• _MATERIAL FOR THIS TASK_
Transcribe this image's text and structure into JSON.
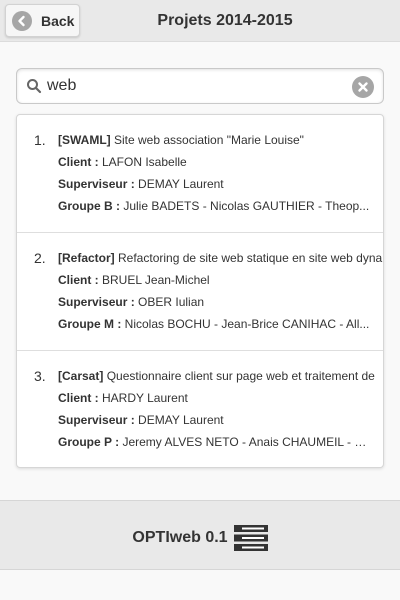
{
  "header": {
    "back_label": "Back",
    "title": "Projets 2014-2015"
  },
  "search": {
    "value": "web"
  },
  "results": [
    {
      "number": "1.",
      "tag": "[SWAML]",
      "title": " Site web association \"Marie Louise\"",
      "client_label": "Client :",
      "client": " LAFON Isabelle",
      "supervisor_label": "Superviseur :",
      "supervisor": " DEMAY Laurent",
      "group_label": "Groupe B :",
      "group": " Julie BADETS - Nicolas GAUTHIER - Theop..."
    },
    {
      "number": "2.",
      "tag": "[Refactor]",
      "title": " Refactoring de site web statique en site web dyna",
      "client_label": "Client :",
      "client": " BRUEL Jean-Michel",
      "supervisor_label": "Superviseur :",
      "supervisor": " OBER Iulian",
      "group_label": "Groupe M :",
      "group": " Nicolas BOCHU - Jean-Brice CANIHAC - All..."
    },
    {
      "number": "3.",
      "tag": "[Carsat]",
      "title": " Questionnaire client sur page web et traitement de",
      "client_label": "Client :",
      "client": " HARDY Laurent",
      "supervisor_label": "Superviseur :",
      "supervisor": " DEMAY Laurent",
      "group_label": "Groupe P :",
      "group": " Jeremy ALVES NETO - Anais CHAUMEIL - L..."
    }
  ],
  "footer": {
    "brand": "OPTIweb 0.1"
  }
}
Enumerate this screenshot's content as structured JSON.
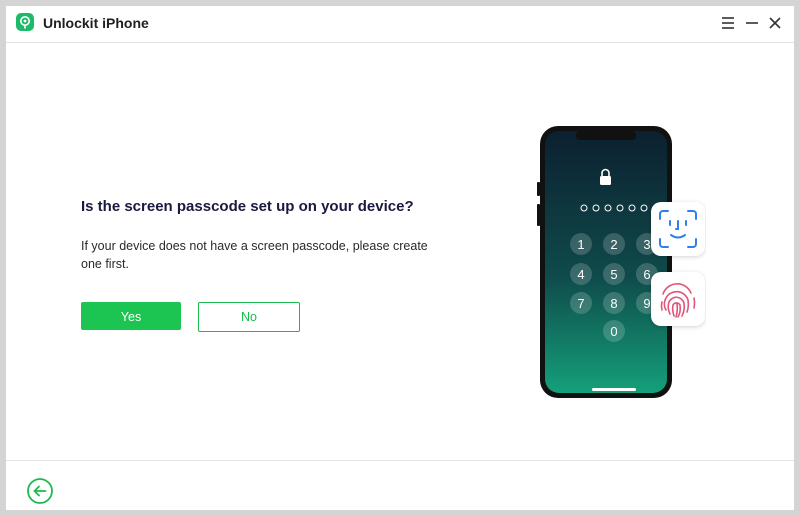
{
  "window": {
    "title": "Unlockit iPhone"
  },
  "titlebar_controls": {
    "menu_icon": "hamburger-menu-icon",
    "minimize_icon": "minimize-icon",
    "close_icon": "close-icon"
  },
  "main": {
    "question": "Is the screen passcode set up on your device?",
    "hint": "If your device does not have a screen passcode, please create one first.",
    "yes_label": "Yes",
    "no_label": "No"
  },
  "phone": {
    "passcode_dots": 6,
    "keypad": [
      "1",
      "2",
      "3",
      "4",
      "5",
      "6",
      "7",
      "8",
      "9",
      "0"
    ],
    "badges": [
      "face-id-icon",
      "fingerprint-icon"
    ]
  },
  "footer": {
    "back_icon": "back-arrow-icon"
  },
  "colors": {
    "accent": "#1cc452",
    "title_text": "#1a1a40",
    "face_id": "#2f80ed",
    "fingerprint": "#e0557a"
  }
}
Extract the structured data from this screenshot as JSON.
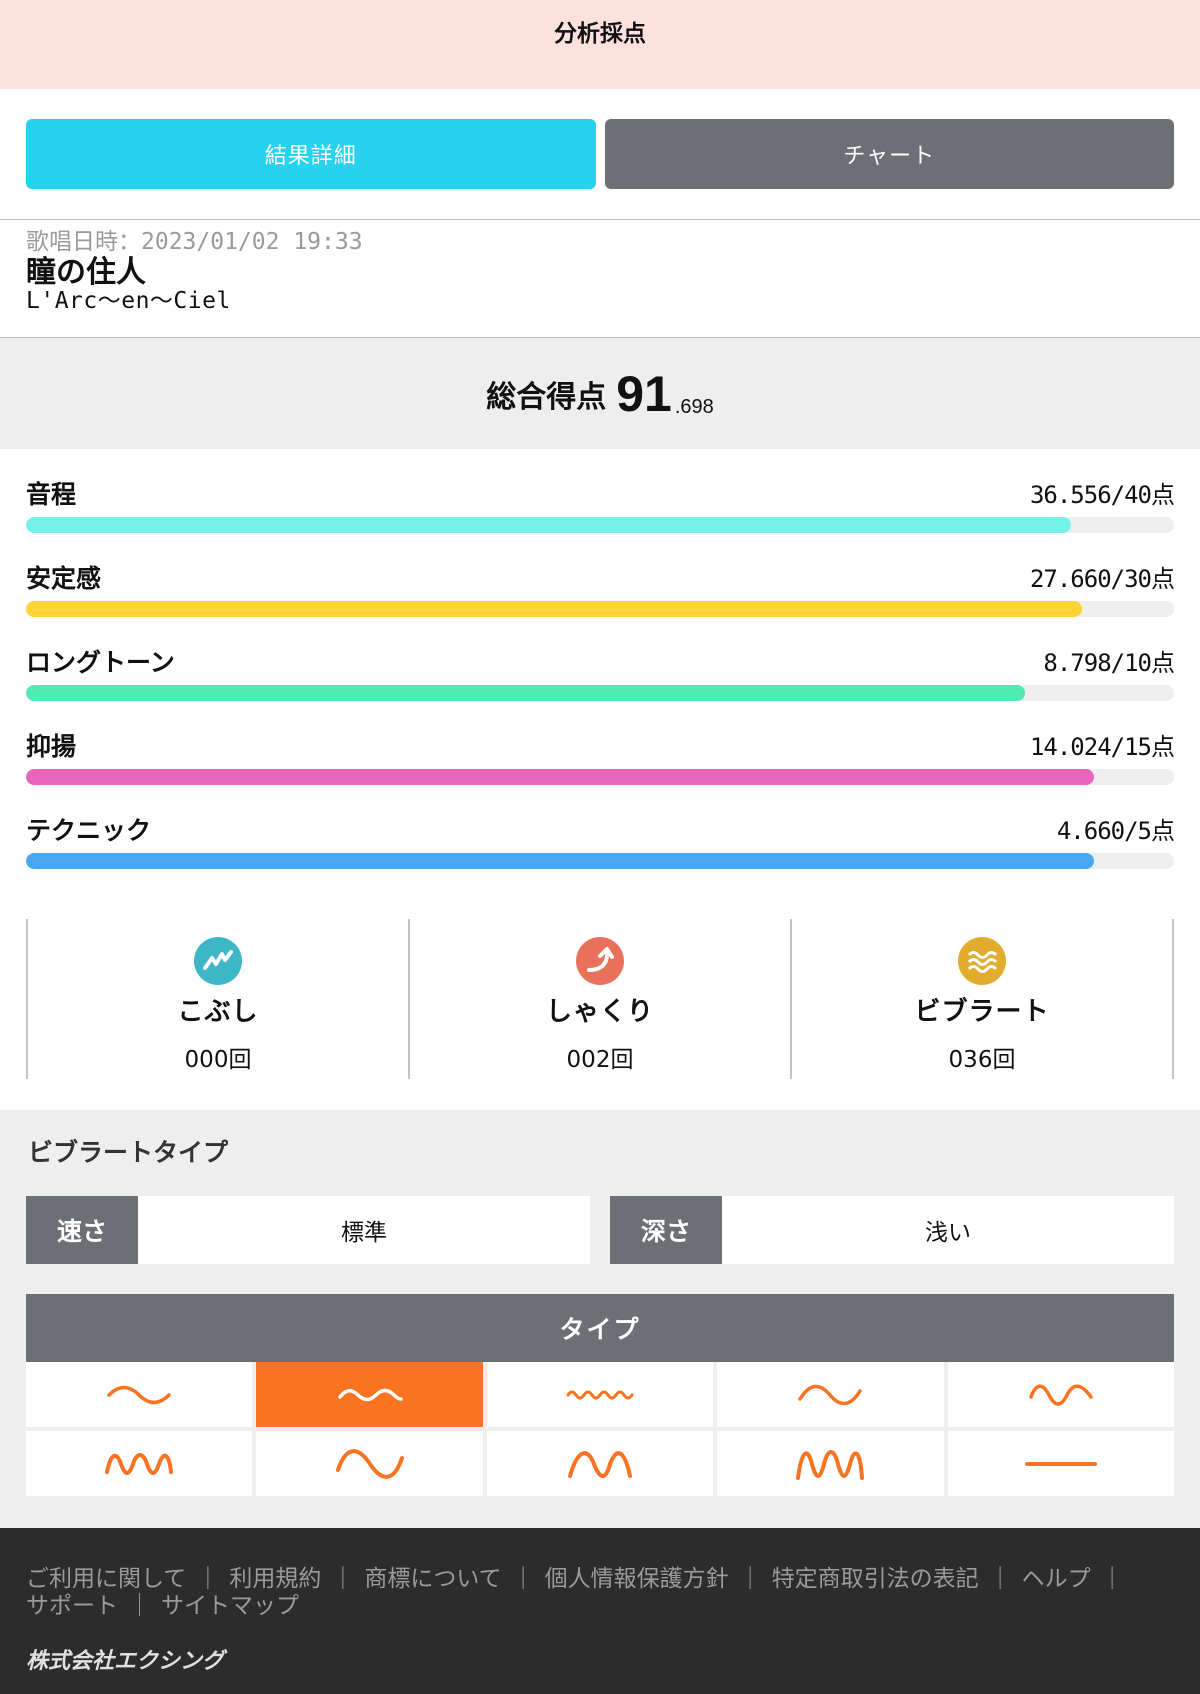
{
  "header": {
    "title": "分析採点"
  },
  "tabs": [
    {
      "label": "結果詳細",
      "active": true
    },
    {
      "label": "チャート",
      "active": false
    }
  ],
  "song": {
    "datetime": "歌唱日時：2023/01/02 19:33",
    "title": "瞳の住人",
    "artist": "L'Arc～en～Ciel"
  },
  "total": {
    "label": "総合得点",
    "integer": "91",
    "decimal": ".698"
  },
  "metrics": [
    {
      "name": "音程",
      "score": "36.556/40点",
      "ratio": 0.91,
      "color": "#76f1ea"
    },
    {
      "name": "安定感",
      "score": "27.660/30点",
      "ratio": 0.92,
      "color": "#fdd435"
    },
    {
      "name": "ロングトーン",
      "score": "8.798/10点",
      "ratio": 0.87,
      "color": "#50eab4"
    },
    {
      "name": "抑揚",
      "score": "14.024/15点",
      "ratio": 0.93,
      "color": "#e965bd"
    },
    {
      "name": "テクニック",
      "score": "4.660/5点",
      "ratio": 0.93,
      "color": "#49a7f2"
    }
  ],
  "techniques": [
    {
      "name": "こぶし",
      "count": "000回",
      "icon": "kobushi-icon",
      "color": "#3db6c7"
    },
    {
      "name": "しゃくり",
      "count": "002回",
      "icon": "shakuri-icon",
      "color": "#e9715c"
    },
    {
      "name": "ビブラート",
      "count": "036回",
      "icon": "vibrato-icon",
      "color": "#e2ac2e"
    }
  ],
  "vibrato": {
    "heading": "ビブラートタイプ",
    "speed": {
      "label": "速さ",
      "value": "標準"
    },
    "depth": {
      "label": "深さ",
      "value": "浅い"
    },
    "type_header": "タイプ",
    "selected_index": 1,
    "accent": "#f97321"
  },
  "footer": {
    "links": [
      "ご利用に関して",
      "利用規約",
      "商標について",
      "個人情報保護方針",
      "特定商取引法の表記",
      "ヘルプ",
      "サポート",
      "サイトマップ"
    ],
    "separator": "｜",
    "company": "株式会社エクシング"
  }
}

• _THE EXERCISE_
Go through the records line by line and count those containing the string "screenshot". Give only the total.

• _COMPLETED EXERCISE_
2